Written instruction → Copy down every line where the string "title" shows up.

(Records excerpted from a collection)

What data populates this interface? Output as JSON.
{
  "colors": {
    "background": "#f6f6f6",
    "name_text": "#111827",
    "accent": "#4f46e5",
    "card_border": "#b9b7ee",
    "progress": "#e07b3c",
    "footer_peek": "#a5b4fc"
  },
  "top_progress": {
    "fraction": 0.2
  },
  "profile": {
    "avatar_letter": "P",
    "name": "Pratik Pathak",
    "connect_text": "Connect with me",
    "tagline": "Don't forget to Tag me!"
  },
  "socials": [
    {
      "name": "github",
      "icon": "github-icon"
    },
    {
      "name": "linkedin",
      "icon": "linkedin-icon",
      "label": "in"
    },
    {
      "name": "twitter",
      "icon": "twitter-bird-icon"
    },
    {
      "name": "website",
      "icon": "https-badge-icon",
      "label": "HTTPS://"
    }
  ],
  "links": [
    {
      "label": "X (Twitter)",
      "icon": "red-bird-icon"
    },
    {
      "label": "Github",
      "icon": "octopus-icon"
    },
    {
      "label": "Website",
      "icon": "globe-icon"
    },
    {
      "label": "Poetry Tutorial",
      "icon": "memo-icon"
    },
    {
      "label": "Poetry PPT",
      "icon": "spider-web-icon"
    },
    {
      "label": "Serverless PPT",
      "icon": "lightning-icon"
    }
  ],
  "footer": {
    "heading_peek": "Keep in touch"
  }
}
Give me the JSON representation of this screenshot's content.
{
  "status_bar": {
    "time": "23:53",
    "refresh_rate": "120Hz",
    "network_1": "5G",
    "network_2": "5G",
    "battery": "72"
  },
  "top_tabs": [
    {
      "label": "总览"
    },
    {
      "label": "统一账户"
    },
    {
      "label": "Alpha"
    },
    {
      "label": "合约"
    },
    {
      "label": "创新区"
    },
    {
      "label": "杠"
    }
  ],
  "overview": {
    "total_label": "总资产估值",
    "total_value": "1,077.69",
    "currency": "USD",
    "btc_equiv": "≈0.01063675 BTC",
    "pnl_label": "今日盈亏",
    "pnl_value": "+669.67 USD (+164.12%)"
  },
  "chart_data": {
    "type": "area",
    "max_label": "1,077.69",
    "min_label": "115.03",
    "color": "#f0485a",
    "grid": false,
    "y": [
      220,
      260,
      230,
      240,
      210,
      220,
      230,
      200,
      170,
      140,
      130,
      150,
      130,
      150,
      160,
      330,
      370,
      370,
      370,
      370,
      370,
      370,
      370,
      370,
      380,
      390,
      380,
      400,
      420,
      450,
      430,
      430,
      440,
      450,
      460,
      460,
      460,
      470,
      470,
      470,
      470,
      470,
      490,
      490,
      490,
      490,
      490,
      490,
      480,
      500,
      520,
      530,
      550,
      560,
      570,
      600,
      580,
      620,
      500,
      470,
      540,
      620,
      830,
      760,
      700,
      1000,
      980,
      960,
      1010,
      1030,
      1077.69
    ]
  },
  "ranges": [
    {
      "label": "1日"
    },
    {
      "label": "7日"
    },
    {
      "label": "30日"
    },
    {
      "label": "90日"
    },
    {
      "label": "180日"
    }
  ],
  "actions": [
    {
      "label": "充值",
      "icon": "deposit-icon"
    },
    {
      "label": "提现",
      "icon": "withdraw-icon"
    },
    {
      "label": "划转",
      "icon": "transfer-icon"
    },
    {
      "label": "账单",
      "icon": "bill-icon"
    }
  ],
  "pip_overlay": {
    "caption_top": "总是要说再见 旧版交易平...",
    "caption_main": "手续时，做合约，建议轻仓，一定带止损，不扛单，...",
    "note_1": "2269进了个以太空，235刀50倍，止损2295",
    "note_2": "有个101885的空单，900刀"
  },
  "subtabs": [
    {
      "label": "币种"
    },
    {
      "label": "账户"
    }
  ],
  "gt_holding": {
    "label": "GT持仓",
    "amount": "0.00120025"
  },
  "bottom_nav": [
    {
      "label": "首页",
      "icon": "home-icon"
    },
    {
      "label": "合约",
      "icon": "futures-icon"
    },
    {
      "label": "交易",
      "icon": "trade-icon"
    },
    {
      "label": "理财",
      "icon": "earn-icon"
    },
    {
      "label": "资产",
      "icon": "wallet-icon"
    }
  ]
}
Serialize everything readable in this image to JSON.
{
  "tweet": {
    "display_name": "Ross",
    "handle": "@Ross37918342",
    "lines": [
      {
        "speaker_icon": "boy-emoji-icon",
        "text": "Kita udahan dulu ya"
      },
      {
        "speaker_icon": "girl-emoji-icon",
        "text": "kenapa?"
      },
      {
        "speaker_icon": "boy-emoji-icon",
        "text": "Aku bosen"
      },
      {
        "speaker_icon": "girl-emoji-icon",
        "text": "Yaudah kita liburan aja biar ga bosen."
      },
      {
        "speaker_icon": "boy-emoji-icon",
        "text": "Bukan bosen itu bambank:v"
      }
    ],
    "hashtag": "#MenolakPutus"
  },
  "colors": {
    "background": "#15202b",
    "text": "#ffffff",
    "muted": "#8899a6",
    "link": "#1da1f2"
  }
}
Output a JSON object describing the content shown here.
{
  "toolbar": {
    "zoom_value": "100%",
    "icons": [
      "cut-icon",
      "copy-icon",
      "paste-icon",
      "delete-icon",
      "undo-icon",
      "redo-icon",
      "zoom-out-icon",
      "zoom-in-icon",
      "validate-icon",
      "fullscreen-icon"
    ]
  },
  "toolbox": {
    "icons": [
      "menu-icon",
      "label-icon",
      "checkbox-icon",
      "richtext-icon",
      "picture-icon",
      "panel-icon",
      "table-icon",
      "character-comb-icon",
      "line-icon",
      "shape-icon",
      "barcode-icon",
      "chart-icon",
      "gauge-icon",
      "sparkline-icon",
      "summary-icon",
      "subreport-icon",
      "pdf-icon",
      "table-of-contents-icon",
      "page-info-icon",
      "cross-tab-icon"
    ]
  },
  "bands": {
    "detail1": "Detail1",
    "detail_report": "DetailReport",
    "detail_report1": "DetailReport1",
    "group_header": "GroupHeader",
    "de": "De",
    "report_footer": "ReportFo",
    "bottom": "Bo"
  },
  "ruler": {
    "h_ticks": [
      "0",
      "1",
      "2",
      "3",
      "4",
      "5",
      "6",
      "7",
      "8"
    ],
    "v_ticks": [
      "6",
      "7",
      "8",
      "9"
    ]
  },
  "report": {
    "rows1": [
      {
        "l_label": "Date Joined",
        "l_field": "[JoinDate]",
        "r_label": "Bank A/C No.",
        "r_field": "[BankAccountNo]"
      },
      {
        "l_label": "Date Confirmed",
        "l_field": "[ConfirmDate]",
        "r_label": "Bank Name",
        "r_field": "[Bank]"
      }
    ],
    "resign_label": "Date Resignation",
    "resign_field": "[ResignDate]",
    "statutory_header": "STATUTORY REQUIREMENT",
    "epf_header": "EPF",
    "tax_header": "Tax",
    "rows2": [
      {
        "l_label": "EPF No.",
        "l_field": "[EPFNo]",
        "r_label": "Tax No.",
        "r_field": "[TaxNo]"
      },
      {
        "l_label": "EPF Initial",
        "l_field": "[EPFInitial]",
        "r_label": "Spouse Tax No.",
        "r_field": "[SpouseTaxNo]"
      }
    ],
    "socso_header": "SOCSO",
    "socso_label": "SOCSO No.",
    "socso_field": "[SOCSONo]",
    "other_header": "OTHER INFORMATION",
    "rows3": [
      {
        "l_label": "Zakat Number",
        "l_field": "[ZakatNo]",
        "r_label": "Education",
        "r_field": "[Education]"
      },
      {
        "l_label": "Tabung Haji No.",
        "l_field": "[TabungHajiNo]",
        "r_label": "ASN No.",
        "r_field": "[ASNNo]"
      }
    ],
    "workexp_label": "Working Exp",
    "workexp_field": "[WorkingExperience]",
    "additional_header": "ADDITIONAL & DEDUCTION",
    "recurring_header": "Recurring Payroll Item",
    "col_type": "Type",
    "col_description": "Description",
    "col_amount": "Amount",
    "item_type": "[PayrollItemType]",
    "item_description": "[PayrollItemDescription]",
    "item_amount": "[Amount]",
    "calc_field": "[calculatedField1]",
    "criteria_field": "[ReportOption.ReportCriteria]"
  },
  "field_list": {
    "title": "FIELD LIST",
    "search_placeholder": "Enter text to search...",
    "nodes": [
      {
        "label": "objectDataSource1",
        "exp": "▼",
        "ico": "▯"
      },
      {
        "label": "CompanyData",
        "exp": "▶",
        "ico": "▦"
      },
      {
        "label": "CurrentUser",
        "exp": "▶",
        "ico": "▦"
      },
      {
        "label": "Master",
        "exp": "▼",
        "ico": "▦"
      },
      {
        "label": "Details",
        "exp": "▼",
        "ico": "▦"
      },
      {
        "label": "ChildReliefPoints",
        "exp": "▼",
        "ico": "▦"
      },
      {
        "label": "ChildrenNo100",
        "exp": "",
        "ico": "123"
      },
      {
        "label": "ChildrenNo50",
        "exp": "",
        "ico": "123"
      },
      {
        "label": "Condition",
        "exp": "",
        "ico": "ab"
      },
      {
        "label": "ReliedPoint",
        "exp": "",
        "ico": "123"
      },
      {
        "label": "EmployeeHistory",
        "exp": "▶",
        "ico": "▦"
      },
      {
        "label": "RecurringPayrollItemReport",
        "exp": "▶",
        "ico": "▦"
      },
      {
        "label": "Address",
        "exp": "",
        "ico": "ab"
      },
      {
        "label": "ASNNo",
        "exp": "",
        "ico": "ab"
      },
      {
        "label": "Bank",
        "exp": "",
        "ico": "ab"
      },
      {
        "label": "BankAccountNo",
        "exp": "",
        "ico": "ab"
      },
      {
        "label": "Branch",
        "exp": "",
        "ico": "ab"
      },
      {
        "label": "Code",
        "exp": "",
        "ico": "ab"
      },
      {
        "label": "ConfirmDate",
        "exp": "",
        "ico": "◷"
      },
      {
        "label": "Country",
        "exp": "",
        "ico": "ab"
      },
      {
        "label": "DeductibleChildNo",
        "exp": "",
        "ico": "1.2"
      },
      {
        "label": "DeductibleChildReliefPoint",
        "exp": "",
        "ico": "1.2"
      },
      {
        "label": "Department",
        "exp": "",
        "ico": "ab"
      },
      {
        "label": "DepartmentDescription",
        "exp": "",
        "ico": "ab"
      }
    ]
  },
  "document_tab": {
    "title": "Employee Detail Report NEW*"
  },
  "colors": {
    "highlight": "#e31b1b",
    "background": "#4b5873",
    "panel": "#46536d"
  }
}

Worked answer →
    "title": "FIELD LIST",
    "title": "Employee Detail Report NEW*"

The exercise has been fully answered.